• [WHAT THE TASK ASKS]:
Write out the listing below without alteration, omitting its pictures.
BEGIN INFORMATION SUPPLIED
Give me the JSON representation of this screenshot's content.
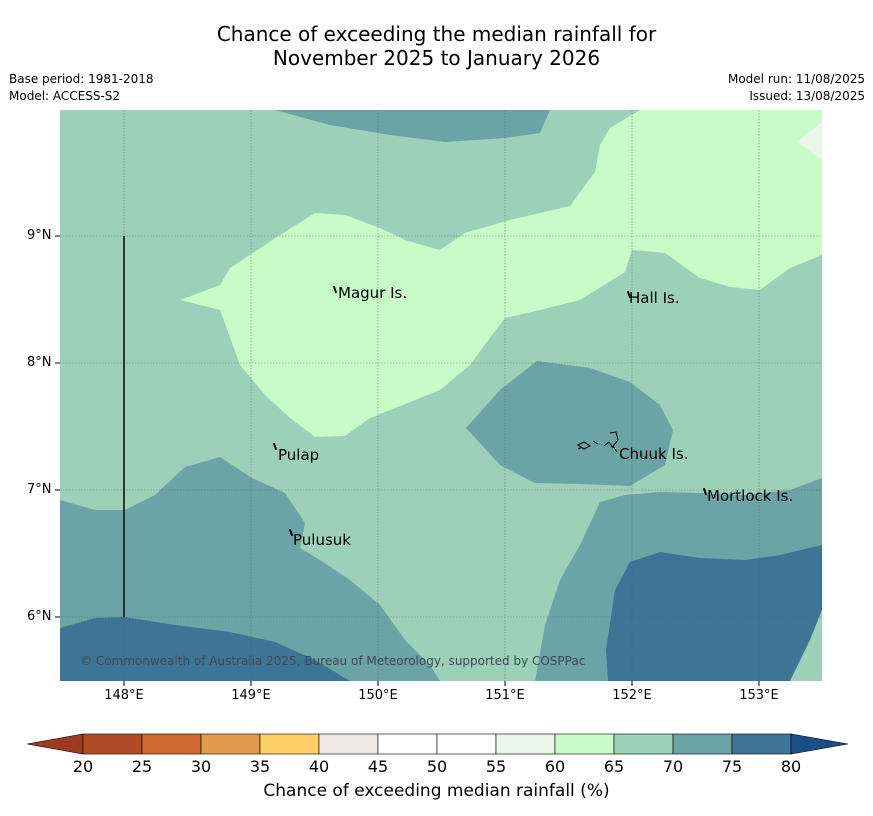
{
  "title": {
    "line1": "Chance of exceeding the median rainfall for",
    "line2": "November 2025 to January 2026"
  },
  "meta": {
    "base_period": "Base period: 1981-2018",
    "model": "Model: ACCESS-S2",
    "model_run": "Model run: 11/08/2025",
    "issued": "Issued: 13/08/2025"
  },
  "axes": {
    "lat_labels": [
      "9°N",
      "8°N",
      "7°N",
      "6°N"
    ],
    "lon_labels": [
      "148°E",
      "149°E",
      "150°E",
      "151°E",
      "152°E",
      "153°E"
    ]
  },
  "places": [
    "Magur Is.",
    "Hall Is.",
    "Pulap",
    "Chuuk Is.",
    "Mortlock Is.",
    "Pulusuk"
  ],
  "copyright": "© Commonwealth of Australia 2025, Bureau of Meteorology, supported by COSPPac",
  "colorbar": {
    "ticks": [
      "20",
      "25",
      "30",
      "35",
      "40",
      "45",
      "50",
      "55",
      "60",
      "65",
      "70",
      "75",
      "80"
    ],
    "label": "Chance of exceeding median rainfall (%)",
    "colors": [
      "#b34a27",
      "#cf6835",
      "#e29a4c",
      "#fdcd63",
      "#eeeae3",
      "#ffffff",
      "#ffffff",
      "#e9f6e9",
      "#c8fbc8",
      "#9dd0b8",
      "#6ba3a6",
      "#3e7597"
    ],
    "under_color": "#9d3a1f",
    "over_color": "#1a4f86"
  },
  "map_colors": {
    "c60_65": "#c8fbc8",
    "c65_70": "#9dd0b8",
    "c70_75": "#6ba3a6",
    "c75_80": "#3e7597",
    "c55_60": "#e9f6e9"
  }
}
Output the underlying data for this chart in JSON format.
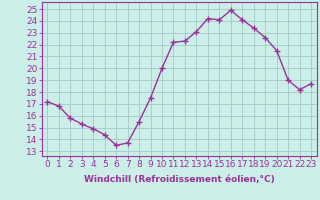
{
  "x": [
    0,
    1,
    2,
    3,
    4,
    5,
    6,
    7,
    8,
    9,
    10,
    11,
    12,
    13,
    14,
    15,
    16,
    17,
    18,
    19,
    20,
    21,
    22,
    23
  ],
  "y": [
    17.2,
    16.8,
    15.8,
    15.3,
    14.9,
    14.4,
    13.5,
    13.7,
    15.5,
    17.5,
    20.0,
    22.2,
    22.3,
    23.1,
    24.2,
    24.1,
    24.9,
    24.1,
    23.4,
    22.6,
    21.5,
    19.0,
    18.2,
    18.7
  ],
  "line_color": "#993399",
  "marker": "+",
  "markersize": 4,
  "linewidth": 1.0,
  "bg_color": "#cceee8",
  "grid_color": "#aacccc",
  "xlabel": "Windchill (Refroidissement éolien,°C)",
  "ylabel_ticks": [
    13,
    14,
    15,
    16,
    17,
    18,
    19,
    20,
    21,
    22,
    23,
    24,
    25
  ],
  "xlim": [
    -0.5,
    23.5
  ],
  "ylim": [
    12.6,
    25.6
  ],
  "xlabel_fontsize": 6.5,
  "tick_fontsize": 6.5,
  "label_color": "#993399"
}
END INFORMATION SUPPLIED
• [RESULT]:
Give me the JSON representation of this screenshot's content.
{
  "title": {
    "line1": "Chance of exceeding the median rainfall for",
    "line2": "November 2025 to January 2026"
  },
  "meta": {
    "base_period": "Base period: 1981-2018",
    "model": "Model: ACCESS-S2",
    "model_run": "Model run: 11/08/2025",
    "issued": "Issued: 13/08/2025"
  },
  "axes": {
    "lat_labels": [
      "9°N",
      "8°N",
      "7°N",
      "6°N"
    ],
    "lon_labels": [
      "148°E",
      "149°E",
      "150°E",
      "151°E",
      "152°E",
      "153°E"
    ]
  },
  "places": [
    "Magur Is.",
    "Hall Is.",
    "Pulap",
    "Chuuk Is.",
    "Mortlock Is.",
    "Pulusuk"
  ],
  "copyright": "© Commonwealth of Australia 2025, Bureau of Meteorology, supported by COSPPac",
  "colorbar": {
    "ticks": [
      "20",
      "25",
      "30",
      "35",
      "40",
      "45",
      "50",
      "55",
      "60",
      "65",
      "70",
      "75",
      "80"
    ],
    "label": "Chance of exceeding median rainfall (%)",
    "colors": [
      "#b34a27",
      "#cf6835",
      "#e29a4c",
      "#fdcd63",
      "#eeeae3",
      "#ffffff",
      "#ffffff",
      "#e9f6e9",
      "#c8fbc8",
      "#9dd0b8",
      "#6ba3a6",
      "#3e7597"
    ],
    "under_color": "#9d3a1f",
    "over_color": "#1a4f86"
  },
  "map_colors": {
    "c60_65": "#c8fbc8",
    "c65_70": "#9dd0b8",
    "c70_75": "#6ba3a6",
    "c75_80": "#3e7597",
    "c55_60": "#e9f6e9"
  }
}
Output the underlying data for this chart in JSON format.
{
  "x": [
    0,
    1,
    2,
    3,
    4,
    5,
    6,
    7,
    8,
    9,
    10,
    11,
    12,
    13,
    14,
    15,
    16,
    17,
    18,
    19,
    20,
    21,
    22,
    23
  ],
  "y": [
    17.2,
    16.8,
    15.8,
    15.3,
    14.9,
    14.4,
    13.5,
    13.7,
    15.5,
    17.5,
    20.0,
    22.2,
    22.3,
    23.1,
    24.2,
    24.1,
    24.9,
    24.1,
    23.4,
    22.6,
    21.5,
    19.0,
    18.2,
    18.7
  ],
  "line_color": "#993399",
  "marker": "+",
  "markersize": 4,
  "linewidth": 1.0,
  "bg_color": "#cceee8",
  "grid_color": "#aacccc",
  "xlabel": "Windchill (Refroidissement éolien,°C)",
  "ylabel_ticks": [
    13,
    14,
    15,
    16,
    17,
    18,
    19,
    20,
    21,
    22,
    23,
    24,
    25
  ],
  "xlim": [
    -0.5,
    23.5
  ],
  "ylim": [
    12.6,
    25.6
  ],
  "xlabel_fontsize": 6.5,
  "tick_fontsize": 6.5,
  "label_color": "#993399"
}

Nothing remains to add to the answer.